▸ **Exercise brief**: Go to the line containing "Serialize everything readable" below; retype it and all following lines exactly, and leave out the pictures.

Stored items
——————————

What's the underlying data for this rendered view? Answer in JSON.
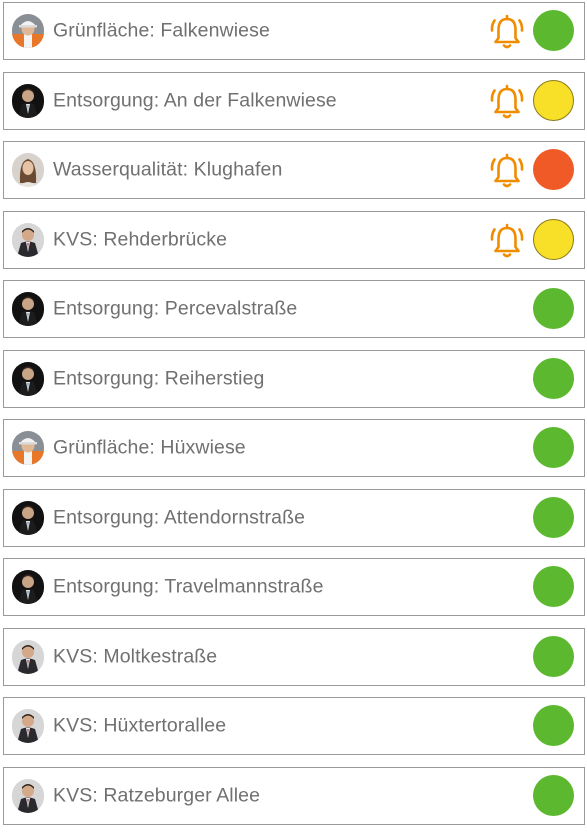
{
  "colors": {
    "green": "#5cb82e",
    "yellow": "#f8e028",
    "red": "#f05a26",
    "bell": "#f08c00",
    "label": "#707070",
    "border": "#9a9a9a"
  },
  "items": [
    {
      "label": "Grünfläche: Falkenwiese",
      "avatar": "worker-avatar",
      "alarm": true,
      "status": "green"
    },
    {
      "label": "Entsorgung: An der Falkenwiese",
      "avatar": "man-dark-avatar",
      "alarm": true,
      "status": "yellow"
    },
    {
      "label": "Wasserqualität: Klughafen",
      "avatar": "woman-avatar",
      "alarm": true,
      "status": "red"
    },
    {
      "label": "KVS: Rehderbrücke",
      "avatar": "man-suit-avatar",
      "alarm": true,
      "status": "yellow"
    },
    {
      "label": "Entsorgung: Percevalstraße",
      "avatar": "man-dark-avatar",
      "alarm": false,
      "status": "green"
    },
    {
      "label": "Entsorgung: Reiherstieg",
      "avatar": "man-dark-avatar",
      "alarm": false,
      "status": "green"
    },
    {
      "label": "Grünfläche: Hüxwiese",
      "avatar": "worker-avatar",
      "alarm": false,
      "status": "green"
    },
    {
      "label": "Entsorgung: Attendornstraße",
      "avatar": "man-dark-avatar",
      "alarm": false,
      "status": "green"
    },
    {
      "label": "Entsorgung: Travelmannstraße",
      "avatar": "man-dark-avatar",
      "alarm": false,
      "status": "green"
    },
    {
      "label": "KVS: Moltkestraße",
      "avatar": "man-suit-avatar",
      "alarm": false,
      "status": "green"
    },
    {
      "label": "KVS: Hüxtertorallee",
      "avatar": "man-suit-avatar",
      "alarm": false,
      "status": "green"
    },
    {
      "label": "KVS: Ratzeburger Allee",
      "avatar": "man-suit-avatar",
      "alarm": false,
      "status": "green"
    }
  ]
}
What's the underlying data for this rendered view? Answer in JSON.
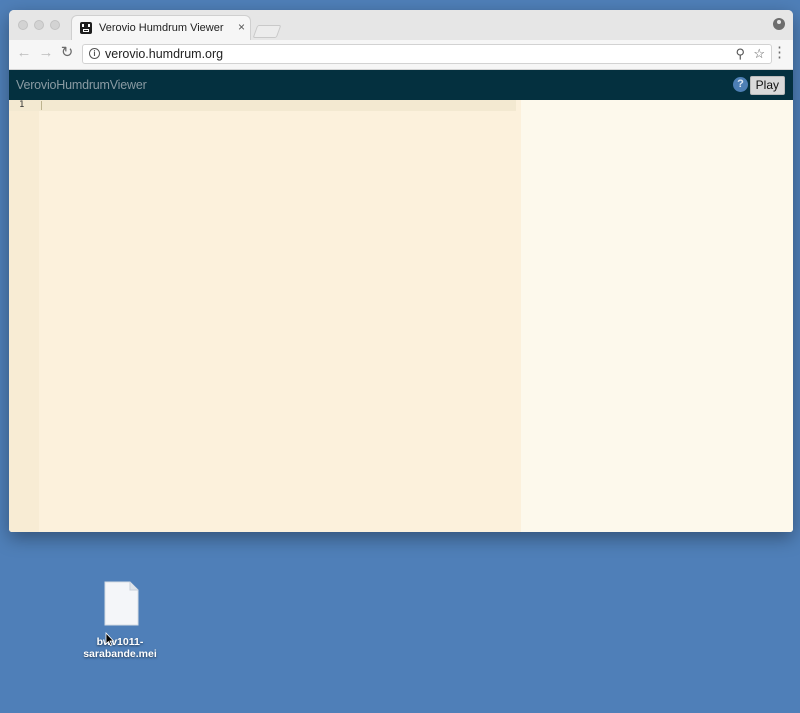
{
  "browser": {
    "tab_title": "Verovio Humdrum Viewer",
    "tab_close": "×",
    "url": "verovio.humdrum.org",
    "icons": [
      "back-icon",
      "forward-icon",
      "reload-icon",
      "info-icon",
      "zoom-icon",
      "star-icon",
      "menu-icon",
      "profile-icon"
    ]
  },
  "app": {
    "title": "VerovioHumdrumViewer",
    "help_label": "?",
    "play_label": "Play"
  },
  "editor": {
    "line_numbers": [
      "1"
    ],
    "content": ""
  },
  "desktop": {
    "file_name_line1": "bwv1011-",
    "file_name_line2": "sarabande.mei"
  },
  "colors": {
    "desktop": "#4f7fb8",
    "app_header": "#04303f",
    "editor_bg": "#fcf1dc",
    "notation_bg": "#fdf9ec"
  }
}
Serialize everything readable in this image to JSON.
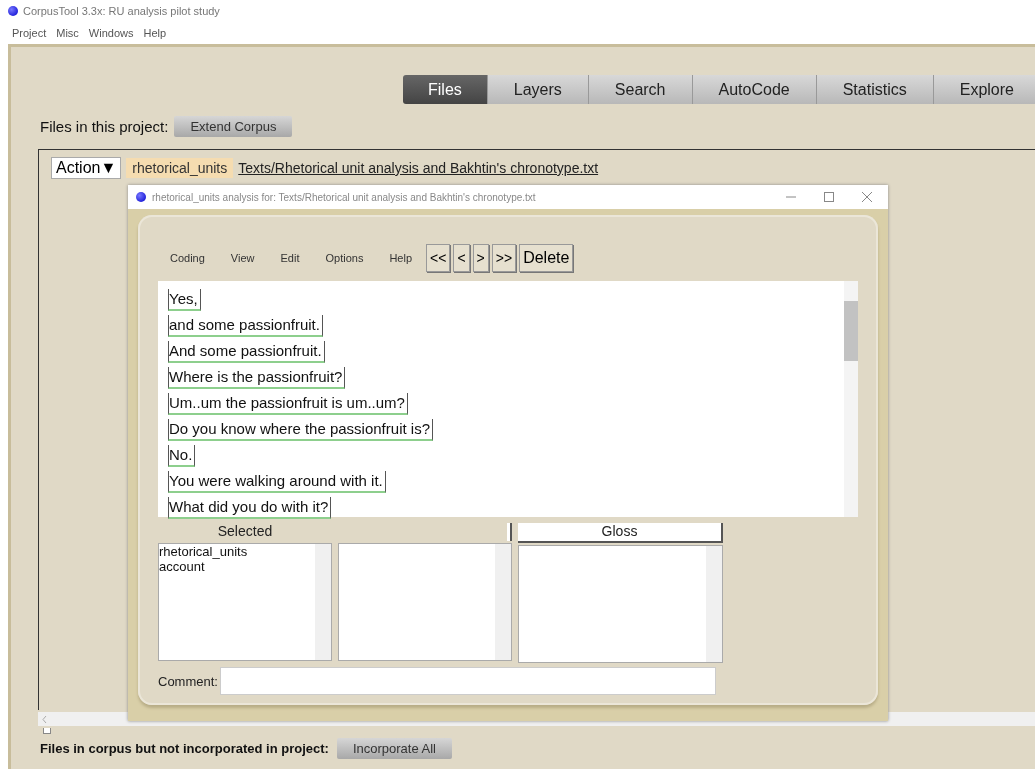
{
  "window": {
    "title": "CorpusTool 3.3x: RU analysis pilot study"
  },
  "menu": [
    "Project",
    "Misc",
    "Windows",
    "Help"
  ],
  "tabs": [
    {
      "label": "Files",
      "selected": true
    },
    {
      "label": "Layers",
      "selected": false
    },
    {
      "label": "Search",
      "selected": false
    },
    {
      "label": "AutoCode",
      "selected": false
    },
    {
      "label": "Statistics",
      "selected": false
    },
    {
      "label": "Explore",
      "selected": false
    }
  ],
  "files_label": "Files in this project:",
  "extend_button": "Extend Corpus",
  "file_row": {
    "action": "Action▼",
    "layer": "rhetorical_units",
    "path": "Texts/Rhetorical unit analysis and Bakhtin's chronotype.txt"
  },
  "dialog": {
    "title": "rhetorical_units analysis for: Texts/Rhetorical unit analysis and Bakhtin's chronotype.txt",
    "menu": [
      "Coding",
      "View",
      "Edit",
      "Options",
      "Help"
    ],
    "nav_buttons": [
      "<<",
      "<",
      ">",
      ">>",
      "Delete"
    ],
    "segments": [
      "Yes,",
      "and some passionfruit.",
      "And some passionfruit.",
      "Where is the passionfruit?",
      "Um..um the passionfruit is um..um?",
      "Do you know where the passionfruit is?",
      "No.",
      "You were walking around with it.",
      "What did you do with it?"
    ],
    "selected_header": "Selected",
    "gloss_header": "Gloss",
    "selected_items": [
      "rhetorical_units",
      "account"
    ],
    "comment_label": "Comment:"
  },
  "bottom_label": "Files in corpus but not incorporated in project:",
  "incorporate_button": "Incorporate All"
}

——————————

▸ **Solution to the exercise**:
Serialize everything readable in this image to JSON.
{
  "window": {
    "title": "CorpusTool 3.3x: RU analysis pilot study"
  },
  "menu": [
    "Project",
    "Misc",
    "Windows",
    "Help"
  ],
  "tabs": [
    {
      "label": "Files",
      "selected": true
    },
    {
      "label": "Layers",
      "selected": false
    },
    {
      "label": "Search",
      "selected": false
    },
    {
      "label": "AutoCode",
      "selected": false
    },
    {
      "label": "Statistics",
      "selected": false
    },
    {
      "label": "Explore",
      "selected": false
    }
  ],
  "files_label": "Files in this project:",
  "extend_button": "Extend Corpus",
  "file_row": {
    "action": "Action▼",
    "layer": "rhetorical_units",
    "path": "Texts/Rhetorical unit analysis and Bakhtin's chronotype.txt"
  },
  "dialog": {
    "title": "rhetorical_units analysis for: Texts/Rhetorical unit analysis and Bakhtin's chronotype.txt",
    "menu": [
      "Coding",
      "View",
      "Edit",
      "Options",
      "Help"
    ],
    "nav_buttons": [
      "<<",
      "<",
      ">",
      ">>",
      "Delete"
    ],
    "segments": [
      "Yes,",
      "and some passionfruit.",
      "And some passionfruit.",
      "Where is the passionfruit?",
      "Um..um the passionfruit is um..um?",
      "Do you know where the passionfruit is?",
      "No.",
      "You were walking around with it.",
      "What did you do with it?"
    ],
    "selected_header": "Selected",
    "gloss_header": "Gloss",
    "selected_items": [
      "rhetorical_units",
      "account"
    ],
    "comment_label": "Comment:"
  },
  "bottom_label": "Files in corpus but not incorporated in project:",
  "incorporate_button": "Incorporate All"
}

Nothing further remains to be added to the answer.